* TEXT EXCERPT:
---------------

Unfortunately, I have to admit that I don’t spend much time in the kitchen — though the time I do, when making the few things I know how to, feels quite good! Therefore, I was excited the other day to try and bake apple strudels after my wife tried out an easy recipe with a pre-made dough one could buy from a supermarket – I know, we’re cheating, but the strudels taste great nonetheless and we all enjoy them in the family so much that not one survives for more than few hours, no matter the quantity.
My older daughter (6) decided that letting daddy do it alone was not fair so she set out to help me — or rather do almost everything herself. I am all for letting the kids learn through experience, but when she reached for the knife to cut the dough I hesitated for reasons I can’t explain — after all, she’s been using a knife for long time and the worst thing that could happen was that the dough pieces would not turn out perfect squares (big deal!).

---------------

* DATA RECORDS:
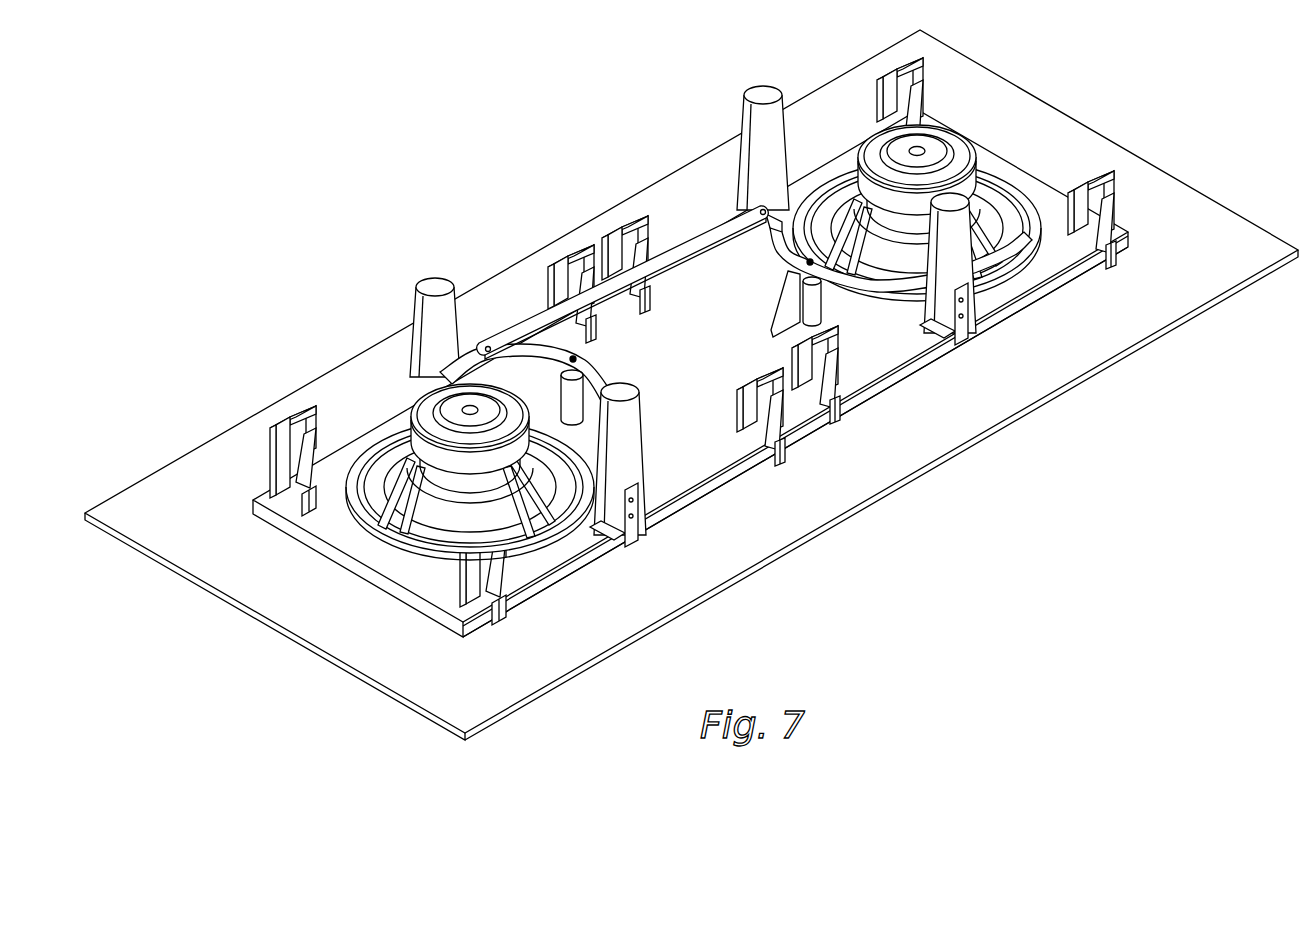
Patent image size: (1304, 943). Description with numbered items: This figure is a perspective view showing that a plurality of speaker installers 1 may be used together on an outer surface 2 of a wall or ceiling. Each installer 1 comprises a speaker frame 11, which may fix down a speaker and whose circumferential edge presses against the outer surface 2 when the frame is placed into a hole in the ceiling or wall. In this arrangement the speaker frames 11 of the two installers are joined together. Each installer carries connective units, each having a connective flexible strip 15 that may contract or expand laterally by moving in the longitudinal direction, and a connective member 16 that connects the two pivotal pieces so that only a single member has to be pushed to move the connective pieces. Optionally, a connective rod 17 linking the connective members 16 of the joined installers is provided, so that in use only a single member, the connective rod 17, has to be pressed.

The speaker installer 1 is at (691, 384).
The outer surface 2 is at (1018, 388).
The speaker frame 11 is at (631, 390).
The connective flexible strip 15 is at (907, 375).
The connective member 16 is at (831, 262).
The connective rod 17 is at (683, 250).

---------------

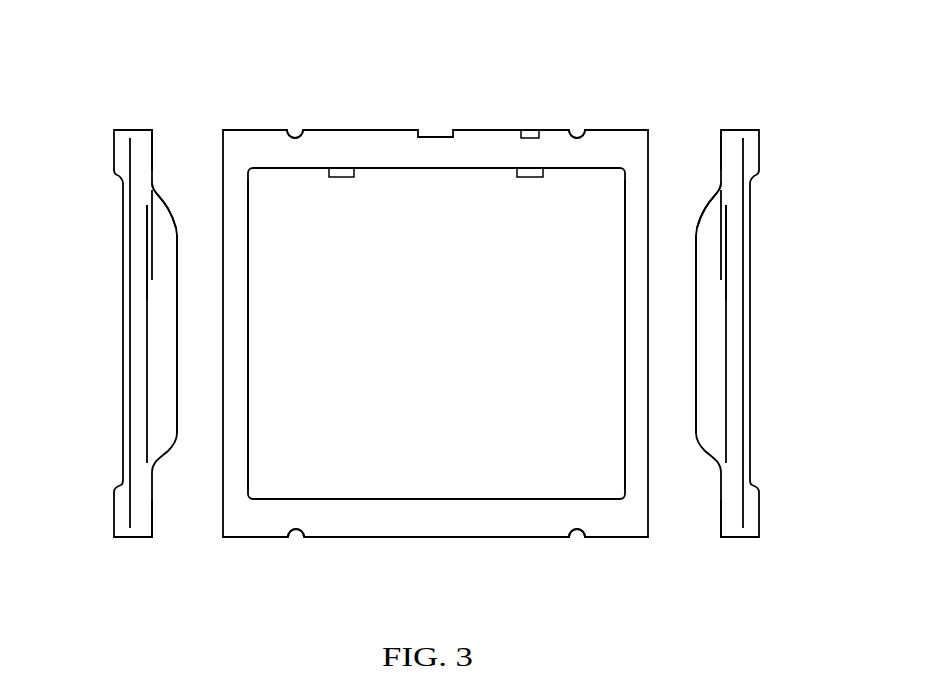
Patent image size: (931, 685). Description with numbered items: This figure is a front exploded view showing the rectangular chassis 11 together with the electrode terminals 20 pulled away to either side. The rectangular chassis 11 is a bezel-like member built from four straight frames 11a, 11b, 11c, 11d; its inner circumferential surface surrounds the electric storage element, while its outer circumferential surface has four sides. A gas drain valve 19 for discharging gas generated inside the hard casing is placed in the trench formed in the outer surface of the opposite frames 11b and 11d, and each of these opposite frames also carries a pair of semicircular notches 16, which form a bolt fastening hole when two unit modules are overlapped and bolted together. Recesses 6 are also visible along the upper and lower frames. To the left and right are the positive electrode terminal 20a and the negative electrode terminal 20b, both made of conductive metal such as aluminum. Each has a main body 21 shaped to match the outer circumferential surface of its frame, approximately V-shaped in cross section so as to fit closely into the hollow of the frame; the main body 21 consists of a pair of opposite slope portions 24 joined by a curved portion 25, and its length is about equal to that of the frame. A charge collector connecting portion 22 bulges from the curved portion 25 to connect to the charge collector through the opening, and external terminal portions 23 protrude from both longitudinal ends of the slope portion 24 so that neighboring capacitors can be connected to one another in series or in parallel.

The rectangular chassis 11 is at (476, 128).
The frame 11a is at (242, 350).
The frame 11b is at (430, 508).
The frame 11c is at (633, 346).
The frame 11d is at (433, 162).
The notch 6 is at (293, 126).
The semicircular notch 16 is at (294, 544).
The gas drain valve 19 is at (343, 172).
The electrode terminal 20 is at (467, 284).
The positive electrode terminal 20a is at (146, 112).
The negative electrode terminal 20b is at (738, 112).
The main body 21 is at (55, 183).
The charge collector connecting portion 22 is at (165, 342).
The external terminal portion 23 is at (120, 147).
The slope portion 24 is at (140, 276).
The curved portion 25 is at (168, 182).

---------------

* PROBLEM: Give back the full strudel-baking text word for word. The entries have nothing to do with the strudel-baking text.

* EXPECTED ANSWER:
Unfortunately, I have to admit that I don’t spend much time in the kitchen — though the time I do, when making the few things I know how to, feels quite good! Therefore, I was excited the other day to try and bake apple strudels after my wife tried out an easy recipe with a pre-made dough one could buy from a supermarket – I know, we’re cheating, but the strudels taste great nonetheless and we all enjoy them in the family so much that not one survives for more than few hours, no matter the quantity.
My older daughter (6) decided that letting daddy do it alone was not fair so she set out to help me — or rather do almost everything herself. I am all for letting the kids learn through experience, but when she reached for the knife to cut the dough I hesitated for reasons I can’t explain — after all, she’s been using a knife for long time and the worst thing that could happen was that the dough pieces would not turn out perfect squares (big deal!).